:: TASK TO COMPLETE ::
Quote the records beneath, complete and exact. Leave out images.
==== EXTRACTED RECORDS ====
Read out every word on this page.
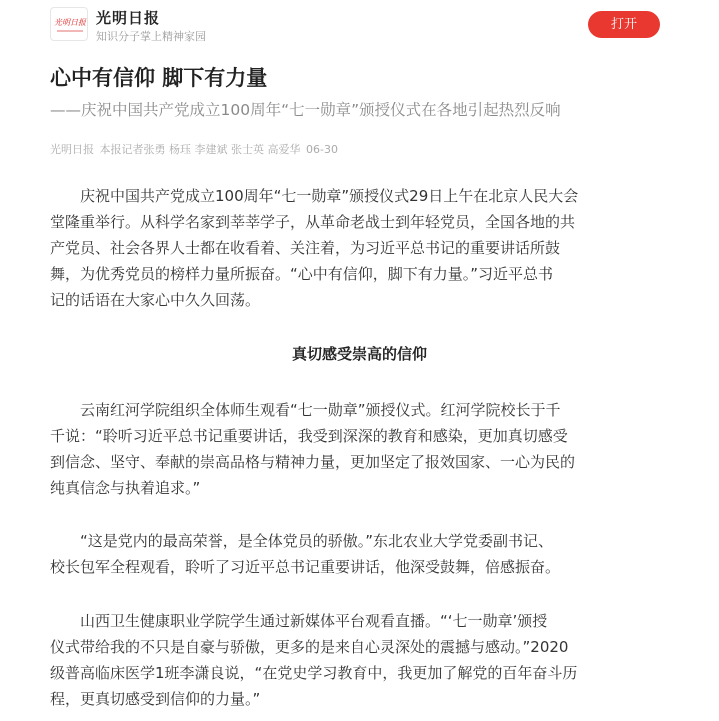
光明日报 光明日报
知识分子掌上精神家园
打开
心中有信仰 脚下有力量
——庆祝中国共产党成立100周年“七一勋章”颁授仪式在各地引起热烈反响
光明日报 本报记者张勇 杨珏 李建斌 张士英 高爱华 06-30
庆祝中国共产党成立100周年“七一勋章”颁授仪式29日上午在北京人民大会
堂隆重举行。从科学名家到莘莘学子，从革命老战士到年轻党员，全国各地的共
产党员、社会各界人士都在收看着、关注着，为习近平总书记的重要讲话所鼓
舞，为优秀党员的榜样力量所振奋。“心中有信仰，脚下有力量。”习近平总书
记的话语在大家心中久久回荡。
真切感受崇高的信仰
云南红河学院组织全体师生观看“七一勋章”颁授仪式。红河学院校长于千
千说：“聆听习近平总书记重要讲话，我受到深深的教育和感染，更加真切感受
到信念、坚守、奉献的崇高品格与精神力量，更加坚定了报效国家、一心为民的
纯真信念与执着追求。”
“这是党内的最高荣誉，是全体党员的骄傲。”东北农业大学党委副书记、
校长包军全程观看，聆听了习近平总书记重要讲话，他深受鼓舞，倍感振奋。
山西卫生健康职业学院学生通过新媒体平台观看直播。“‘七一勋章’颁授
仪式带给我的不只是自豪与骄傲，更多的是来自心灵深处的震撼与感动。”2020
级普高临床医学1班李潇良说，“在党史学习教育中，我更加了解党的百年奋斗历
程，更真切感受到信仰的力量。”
====
:: FINAL RESULT ::
Read out every word on this page.
光明日报 光明日报
知识分子掌上精神家园
打开
心中有信仰 脚下有力量
——庆祝中国共产党成立100周年“七一勋章”颁授仪式在各地引起热烈反响
光明日报 本报记者张勇 杨珏 李建斌 张士英 高爱华 06-30
庆祝中国共产党成立100周年“七一勋章”颁授仪式29日上午在北京人民大会
堂隆重举行。从科学名家到莘莘学子，从革命老战士到年轻党员，全国各地的共
产党员、社会各界人士都在收看着、关注着，为习近平总书记的重要讲话所鼓
舞，为优秀党员的榜样力量所振奋。“心中有信仰，脚下有力量。”习近平总书
记的话语在大家心中久久回荡。
真切感受崇高的信仰
云南红河学院组织全体师生观看“七一勋章”颁授仪式。红河学院校长于千
千说：“聆听习近平总书记重要讲话，我受到深深的教育和感染，更加真切感受
到信念、坚守、奉献的崇高品格与精神力量，更加坚定了报效国家、一心为民的
纯真信念与执着追求。”
“这是党内的最高荣誉，是全体党员的骄傲。”东北农业大学党委副书记、
校长包军全程观看，聆听了习近平总书记重要讲话，他深受鼓舞，倍感振奋。
山西卫生健康职业学院学生通过新媒体平台观看直播。“‘七一勋章’颁授
仪式带给我的不只是自豪与骄傲，更多的是来自心灵深处的震撼与感动。”2020
级普高临床医学1班李潇良说，“在党史学习教育中，我更加了解党的百年奋斗历
程，更真切感受到信仰的力量。”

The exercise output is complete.